____ Records provided
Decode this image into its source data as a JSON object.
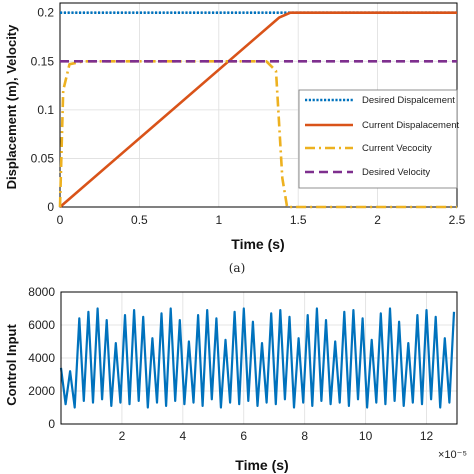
{
  "caption": "(a)",
  "chart_data": [
    {
      "type": "line",
      "xlabel": "Time (s)",
      "ylabel": "Displacement (m), Velocity",
      "xlim": [
        0,
        2.5
      ],
      "ylim": [
        0,
        0.21
      ],
      "grid": true,
      "legend_placement": "center-right",
      "x_ticks": [
        "0",
        "0.5",
        "1",
        "1.5",
        "2",
        "2.5"
      ],
      "y_ticks": [
        "0",
        "0.05",
        "0.1",
        "0.15",
        "0.2"
      ],
      "series": [
        {
          "name": "Desired Dispalcement",
          "color": "#0072BD",
          "style": "dotted",
          "x": [
            0,
            2.5
          ],
          "y": [
            0.2,
            0.2
          ]
        },
        {
          "name": "Current Dispalacement",
          "color": "#D95319",
          "style": "solid",
          "x": [
            0,
            1.38,
            1.45,
            2.5
          ],
          "y": [
            0,
            0.195,
            0.2,
            0.2
          ]
        },
        {
          "name": "Current Vecocity",
          "color": "#EDB120",
          "style": "dashdot",
          "x": [
            0,
            0.02,
            0.06,
            0.15,
            1.3,
            1.36,
            1.4,
            1.43,
            2.5
          ],
          "y": [
            0,
            0.12,
            0.147,
            0.15,
            0.15,
            0.14,
            0.03,
            0,
            0
          ]
        },
        {
          "name": "Desired Velocity",
          "color": "#7E2F8E",
          "style": "dashed",
          "x": [
            0,
            2.5
          ],
          "y": [
            0.15,
            0.15
          ]
        }
      ]
    },
    {
      "type": "line",
      "xlabel": "Time (s)",
      "ylabel": "Control Input",
      "xlim": [
        0,
        13
      ],
      "ylim": [
        0,
        8000
      ],
      "grid": true,
      "x_ticks": [
        "2",
        "4",
        "6",
        "8",
        "10",
        "12"
      ],
      "y_ticks": [
        "0",
        "2000",
        "4000",
        "6000",
        "8000"
      ],
      "x_exponent": "×10⁻⁵",
      "series": [
        {
          "color": "#0072BD",
          "style": "solid",
          "x": [
            0,
            0.15,
            0.3,
            0.45,
            0.6,
            0.75,
            0.9,
            1.05,
            1.2,
            1.35,
            1.5,
            1.65,
            1.8,
            1.95,
            2.1,
            2.25,
            2.4,
            2.55,
            2.7,
            2.85,
            3.0,
            3.15,
            3.3,
            3.45,
            3.6,
            3.75,
            3.9,
            4.05,
            4.2,
            4.35,
            4.5,
            4.65,
            4.8,
            4.95,
            5.1,
            5.25,
            5.4,
            5.55,
            5.7,
            5.85,
            6.0,
            6.15,
            6.3,
            6.45,
            6.6,
            6.75,
            6.9,
            7.05,
            7.2,
            7.35,
            7.5,
            7.65,
            7.8,
            7.95,
            8.1,
            8.25,
            8.4,
            8.55,
            8.7,
            8.85,
            9.0,
            9.15,
            9.3,
            9.45,
            9.6,
            9.75,
            9.9,
            10.05,
            10.2,
            10.35,
            10.5,
            10.65,
            10.8,
            10.95,
            11.1,
            11.25,
            11.4,
            11.55,
            11.7,
            11.85,
            12.0,
            12.15,
            12.3,
            12.45,
            12.6,
            12.75,
            12.9
          ],
          "y": [
            3400,
            1200,
            3200,
            1000,
            6400,
            1400,
            6800,
            1300,
            7000,
            1500,
            6300,
            1100,
            4900,
            1300,
            6600,
            1200,
            6900,
            1400,
            6500,
            1000,
            5200,
            1300,
            6700,
            1100,
            7000,
            1400,
            6300,
            1200,
            5000,
            1300,
            6600,
            1100,
            6900,
            1500,
            6400,
            1000,
            5100,
            1300,
            6800,
            1200,
            7000,
            1400,
            6200,
            1100,
            4900,
            1300,
            6700,
            1200,
            6900,
            1500,
            6500,
            1000,
            5200,
            1300,
            6600,
            1100,
            7000,
            1400,
            6300,
            1200,
            5000,
            1300,
            6800,
            1100,
            6900,
            1500,
            6400,
            1000,
            5100,
            1300,
            6700,
            1200,
            7000,
            1400,
            6200,
            1100,
            4900,
            1300,
            6600,
            1200,
            6900,
            1500,
            6500,
            1000,
            5200,
            1300,
            6800
          ]
        }
      ]
    }
  ]
}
________
◆ Problem statement ◆
Transcribe the records above verbatim. Do not carry over any picture.

◆ Answer to this exercise ◆
Decode this image into its source data as a JSON object.
{
  "caption": "(a)",
  "chart_data": [
    {
      "type": "line",
      "xlabel": "Time (s)",
      "ylabel": "Displacement (m), Velocity",
      "xlim": [
        0,
        2.5
      ],
      "ylim": [
        0,
        0.21
      ],
      "grid": true,
      "legend_placement": "center-right",
      "x_ticks": [
        "0",
        "0.5",
        "1",
        "1.5",
        "2",
        "2.5"
      ],
      "y_ticks": [
        "0",
        "0.05",
        "0.1",
        "0.15",
        "0.2"
      ],
      "series": [
        {
          "name": "Desired Dispalcement",
          "color": "#0072BD",
          "style": "dotted",
          "x": [
            0,
            2.5
          ],
          "y": [
            0.2,
            0.2
          ]
        },
        {
          "name": "Current Dispalacement",
          "color": "#D95319",
          "style": "solid",
          "x": [
            0,
            1.38,
            1.45,
            2.5
          ],
          "y": [
            0,
            0.195,
            0.2,
            0.2
          ]
        },
        {
          "name": "Current Vecocity",
          "color": "#EDB120",
          "style": "dashdot",
          "x": [
            0,
            0.02,
            0.06,
            0.15,
            1.3,
            1.36,
            1.4,
            1.43,
            2.5
          ],
          "y": [
            0,
            0.12,
            0.147,
            0.15,
            0.15,
            0.14,
            0.03,
            0,
            0
          ]
        },
        {
          "name": "Desired Velocity",
          "color": "#7E2F8E",
          "style": "dashed",
          "x": [
            0,
            2.5
          ],
          "y": [
            0.15,
            0.15
          ]
        }
      ]
    },
    {
      "type": "line",
      "xlabel": "Time (s)",
      "ylabel": "Control Input",
      "xlim": [
        0,
        13
      ],
      "ylim": [
        0,
        8000
      ],
      "grid": true,
      "x_ticks": [
        "2",
        "4",
        "6",
        "8",
        "10",
        "12"
      ],
      "y_ticks": [
        "0",
        "2000",
        "4000",
        "6000",
        "8000"
      ],
      "x_exponent": "×10⁻⁵",
      "series": [
        {
          "color": "#0072BD",
          "style": "solid",
          "x": [
            0,
            0.15,
            0.3,
            0.45,
            0.6,
            0.75,
            0.9,
            1.05,
            1.2,
            1.35,
            1.5,
            1.65,
            1.8,
            1.95,
            2.1,
            2.25,
            2.4,
            2.55,
            2.7,
            2.85,
            3.0,
            3.15,
            3.3,
            3.45,
            3.6,
            3.75,
            3.9,
            4.05,
            4.2,
            4.35,
            4.5,
            4.65,
            4.8,
            4.95,
            5.1,
            5.25,
            5.4,
            5.55,
            5.7,
            5.85,
            6.0,
            6.15,
            6.3,
            6.45,
            6.6,
            6.75,
            6.9,
            7.05,
            7.2,
            7.35,
            7.5,
            7.65,
            7.8,
            7.95,
            8.1,
            8.25,
            8.4,
            8.55,
            8.7,
            8.85,
            9.0,
            9.15,
            9.3,
            9.45,
            9.6,
            9.75,
            9.9,
            10.05,
            10.2,
            10.35,
            10.5,
            10.65,
            10.8,
            10.95,
            11.1,
            11.25,
            11.4,
            11.55,
            11.7,
            11.85,
            12.0,
            12.15,
            12.3,
            12.45,
            12.6,
            12.75,
            12.9
          ],
          "y": [
            3400,
            1200,
            3200,
            1000,
            6400,
            1400,
            6800,
            1300,
            7000,
            1500,
            6300,
            1100,
            4900,
            1300,
            6600,
            1200,
            6900,
            1400,
            6500,
            1000,
            5200,
            1300,
            6700,
            1100,
            7000,
            1400,
            6300,
            1200,
            5000,
            1300,
            6600,
            1100,
            6900,
            1500,
            6400,
            1000,
            5100,
            1300,
            6800,
            1200,
            7000,
            1400,
            6200,
            1100,
            4900,
            1300,
            6700,
            1200,
            6900,
            1500,
            6500,
            1000,
            5200,
            1300,
            6600,
            1100,
            7000,
            1400,
            6300,
            1200,
            5000,
            1300,
            6800,
            1100,
            6900,
            1500,
            6400,
            1000,
            5100,
            1300,
            6700,
            1200,
            7000,
            1400,
            6200,
            1100,
            4900,
            1300,
            6600,
            1200,
            6900,
            1500,
            6500,
            1000,
            5200,
            1300,
            6800
          ]
        }
      ]
    }
  ]
}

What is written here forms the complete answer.